_ACTIVITY 1_
In the variant-calling guide, which bcftools version goes into the conda environment?
_ACTIVITY 2_
Continue the variant-calling guide from its final line.

_PASSAGE_
Claude Code for FASTQ to Variant Calls (2026)
Why Claude Code for Variant Calling
A whole-genome sequencing analysis pipeline has dozens of steps: FASTQ quality control, adapter trimming, alignment to reference genome, duplicate marking, base quality recalibration, variant calling, filtering, and annotation. Each tool has its own parameter space, and a misconfigured BQSR table or wrong GATK genotyping mode can silently produce thousands of false-positive variants.
Claude Code understands the BWA/GATK/samtools toolchain, knows which parameters are critical vs cosmetic, and generates Snakemake or Nextflow pipelines that follow GATK Best Practices. It catches the mistakes that waste a week of compute time on your HPC cluster.
The Workflow
Step 1: Environment Setup
# Install bioinformatics tools via conda
conda create -n variant_calling -c bioconda -c conda-forge \
fastqc=0.12.1 trimmomatic=0.39 bwa-mem2=2.2.1 \
samtools=1.19 gatk4=4.5.0 bcftools=1.19 \
snpeff=5.2 multiqc=1.21 snakemake=8.4
conda activate variant_calling
# Download reference genome (GRCh38)
wget -P ref/ https://ftp.ncbi.nlm.nih.gov/genomes/all/GCA/000/001/405/GCA_000001405.15_GRCh38/seqs_for_alignment_pipelines.ucsc_ids/GCA_000001405.15_GRCh38_no_alt_analysis_set.fna.gz
bwa-mem2 index ref/GRCh38_no_alt.fna.gz
samtools faidx ref/GRCh38_no_alt.fna.gz
gatk CreateSequenceDictionary -R ref/GRCh38_no_alt.fna.gz
Step 2: Snakemake Pipeline
# Snakefile — GATK Best Practices variant calling
import os
SAMPLES = glob_wildcards("fastq/{sample}_R1.fastq.gz").sample
REF = "ref/GRCh38_no_alt.fna.gz"
KNOWN_SITES = "ref/dbsnp_146.hg38.vcf.gz"
THREADS = 8
MAX_MEMORY = "16g"
assert len(SAMPLES) > 0, "No FASTQ files found in fastq/ directory"

_DATA SUPPLIED_
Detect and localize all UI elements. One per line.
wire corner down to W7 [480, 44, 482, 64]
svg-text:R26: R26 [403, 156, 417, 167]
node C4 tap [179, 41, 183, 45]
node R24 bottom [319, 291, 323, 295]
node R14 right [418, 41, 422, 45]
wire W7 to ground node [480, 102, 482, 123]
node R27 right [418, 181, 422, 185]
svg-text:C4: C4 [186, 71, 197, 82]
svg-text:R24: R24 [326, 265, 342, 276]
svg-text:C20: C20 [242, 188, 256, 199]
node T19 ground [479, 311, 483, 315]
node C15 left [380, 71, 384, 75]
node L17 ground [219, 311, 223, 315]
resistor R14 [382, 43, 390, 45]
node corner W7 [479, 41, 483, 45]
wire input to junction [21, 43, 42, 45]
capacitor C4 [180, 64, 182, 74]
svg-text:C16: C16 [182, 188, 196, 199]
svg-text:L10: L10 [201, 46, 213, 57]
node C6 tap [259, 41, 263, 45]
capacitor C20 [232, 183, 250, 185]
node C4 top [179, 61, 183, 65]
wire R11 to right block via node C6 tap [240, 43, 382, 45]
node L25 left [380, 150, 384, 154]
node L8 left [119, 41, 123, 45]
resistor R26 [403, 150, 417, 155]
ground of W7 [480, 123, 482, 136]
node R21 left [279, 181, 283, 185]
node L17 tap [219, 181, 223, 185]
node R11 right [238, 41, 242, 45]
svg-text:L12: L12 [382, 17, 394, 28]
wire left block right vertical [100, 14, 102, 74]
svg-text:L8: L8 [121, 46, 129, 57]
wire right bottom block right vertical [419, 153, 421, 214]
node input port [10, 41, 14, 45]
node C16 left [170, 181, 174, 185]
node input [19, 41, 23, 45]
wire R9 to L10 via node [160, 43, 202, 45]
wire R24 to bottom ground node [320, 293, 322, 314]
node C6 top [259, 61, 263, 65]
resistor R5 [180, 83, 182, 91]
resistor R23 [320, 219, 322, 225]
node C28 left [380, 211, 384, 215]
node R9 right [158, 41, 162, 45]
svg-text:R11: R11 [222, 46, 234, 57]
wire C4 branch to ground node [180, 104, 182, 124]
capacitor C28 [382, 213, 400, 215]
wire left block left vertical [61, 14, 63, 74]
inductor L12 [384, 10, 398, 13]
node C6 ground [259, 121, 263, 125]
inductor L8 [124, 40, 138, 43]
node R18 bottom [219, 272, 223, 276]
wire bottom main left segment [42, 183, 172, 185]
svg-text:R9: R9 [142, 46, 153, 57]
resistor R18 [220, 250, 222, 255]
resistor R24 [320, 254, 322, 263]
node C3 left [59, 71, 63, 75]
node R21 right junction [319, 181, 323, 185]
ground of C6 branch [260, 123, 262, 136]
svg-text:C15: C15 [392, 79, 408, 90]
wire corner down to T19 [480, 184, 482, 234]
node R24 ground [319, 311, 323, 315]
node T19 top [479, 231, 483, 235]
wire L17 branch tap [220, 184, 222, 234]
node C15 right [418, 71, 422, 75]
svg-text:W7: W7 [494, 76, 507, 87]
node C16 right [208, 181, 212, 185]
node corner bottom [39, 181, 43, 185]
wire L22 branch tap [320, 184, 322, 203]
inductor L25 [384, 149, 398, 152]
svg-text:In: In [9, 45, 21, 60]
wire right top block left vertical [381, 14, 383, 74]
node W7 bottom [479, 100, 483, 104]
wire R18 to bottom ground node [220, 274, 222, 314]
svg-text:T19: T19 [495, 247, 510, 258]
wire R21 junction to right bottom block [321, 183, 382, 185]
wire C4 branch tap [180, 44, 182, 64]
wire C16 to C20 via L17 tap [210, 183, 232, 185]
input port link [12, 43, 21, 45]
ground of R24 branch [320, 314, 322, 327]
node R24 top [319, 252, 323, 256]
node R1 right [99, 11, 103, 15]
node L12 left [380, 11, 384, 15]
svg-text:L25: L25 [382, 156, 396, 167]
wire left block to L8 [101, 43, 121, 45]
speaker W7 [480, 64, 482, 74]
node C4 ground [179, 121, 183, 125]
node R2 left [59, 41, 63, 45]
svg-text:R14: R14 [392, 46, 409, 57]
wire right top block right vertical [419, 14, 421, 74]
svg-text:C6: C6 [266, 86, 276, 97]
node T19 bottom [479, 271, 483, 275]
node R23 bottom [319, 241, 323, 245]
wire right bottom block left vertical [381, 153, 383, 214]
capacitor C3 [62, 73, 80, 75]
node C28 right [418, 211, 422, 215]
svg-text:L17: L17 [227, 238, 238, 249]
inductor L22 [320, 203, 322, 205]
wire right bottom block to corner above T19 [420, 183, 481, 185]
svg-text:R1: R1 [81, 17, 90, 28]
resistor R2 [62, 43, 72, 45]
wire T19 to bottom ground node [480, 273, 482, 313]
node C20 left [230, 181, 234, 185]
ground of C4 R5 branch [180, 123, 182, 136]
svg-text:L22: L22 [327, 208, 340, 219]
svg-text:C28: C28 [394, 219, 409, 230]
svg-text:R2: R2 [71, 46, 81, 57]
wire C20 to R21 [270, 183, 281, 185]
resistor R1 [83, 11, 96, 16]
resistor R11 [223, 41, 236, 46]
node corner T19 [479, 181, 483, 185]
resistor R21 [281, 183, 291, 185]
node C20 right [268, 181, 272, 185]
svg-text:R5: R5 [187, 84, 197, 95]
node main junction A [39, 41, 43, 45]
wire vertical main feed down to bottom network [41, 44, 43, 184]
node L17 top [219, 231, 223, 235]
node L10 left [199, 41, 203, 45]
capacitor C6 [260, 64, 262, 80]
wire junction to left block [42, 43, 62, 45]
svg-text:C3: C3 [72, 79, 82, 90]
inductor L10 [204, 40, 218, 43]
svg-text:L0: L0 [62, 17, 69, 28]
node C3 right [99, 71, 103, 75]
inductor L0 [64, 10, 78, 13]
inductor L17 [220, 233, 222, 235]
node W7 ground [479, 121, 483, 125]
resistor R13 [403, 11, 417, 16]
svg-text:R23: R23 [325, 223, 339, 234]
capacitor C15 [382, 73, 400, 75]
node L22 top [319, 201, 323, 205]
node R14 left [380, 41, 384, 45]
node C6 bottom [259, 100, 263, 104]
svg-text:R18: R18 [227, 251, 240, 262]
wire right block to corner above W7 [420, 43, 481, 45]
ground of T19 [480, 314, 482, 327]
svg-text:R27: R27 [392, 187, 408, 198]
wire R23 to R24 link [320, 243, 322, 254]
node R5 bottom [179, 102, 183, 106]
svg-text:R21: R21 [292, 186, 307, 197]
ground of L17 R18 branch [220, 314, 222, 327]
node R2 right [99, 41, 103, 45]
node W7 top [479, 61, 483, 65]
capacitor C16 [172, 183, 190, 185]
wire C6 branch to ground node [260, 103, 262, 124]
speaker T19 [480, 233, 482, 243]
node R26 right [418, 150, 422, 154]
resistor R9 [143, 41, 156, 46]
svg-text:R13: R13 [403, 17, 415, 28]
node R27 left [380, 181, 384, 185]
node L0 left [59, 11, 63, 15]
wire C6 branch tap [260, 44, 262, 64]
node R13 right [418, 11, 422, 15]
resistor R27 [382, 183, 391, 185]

_EXPECTED ANSWER 1_
Version 1.19.

_EXPECTED ANSWER 2_
rule all:
input:
expand("vcf/{sample}.filtered.vcf.gz", sample=SAMPLES),
"qc/multiqc_report.html"
rule fastqc:
input:
r1="fastq/{sample}_R1.fastq.gz",
r2="fastq/{sample}_R2.fastq.gz"
output:
"qc/fastqc/{sample}_R1_fastqc.html",
"qc/fastqc/{sample}_R2_fastqc.html"
threads: 2
shell:
"fastqc -t {threads} -o qc/fastqc/ {input.r1} {input.r2}"
rule trim:
input:
r1="fastq/{sample}_R1.fastq.gz",
r2="fastq/{sample}_R2.fastq.gz"
output:
r1="trimmed/{sample}_R1.fastq.gz",
r2="trimmed/{sample}_R2.fastq.gz",
r1_unpaired="trimmed/{sample}_R1_unpaired.fastq.gz",
r2_unpaired="trimmed/{sample}_R2_unpaired.fastq.gz"
threads: 4
shell:
"""
trimmomatic PE -threads {threads} \
{input.r1} {input.r2} \
{output.r1} {output.r1_unpaired} \
{output.r2} {output.r2_unpaired} \
ILLUMINACLIP:adapters/TruSeq3-PE.fa:2:30:10 \
LEADING:3 TRAILING:3 SLIDINGWINDOW:4:15 MINLEN:36
"""
rule align:
input:
r1="trimmed/{sample}_R1.fastq.gz",
r2="trimmed/{sample}_R2.fastq.gz"
output:
bam="aligned/{sample}.sorted.bam"
params:
rg=r"@RG\tID:{sample}\tSM:{sample}\tPL:ILLUMINA\tLB:lib1"
threads: THREADS
shell:
"""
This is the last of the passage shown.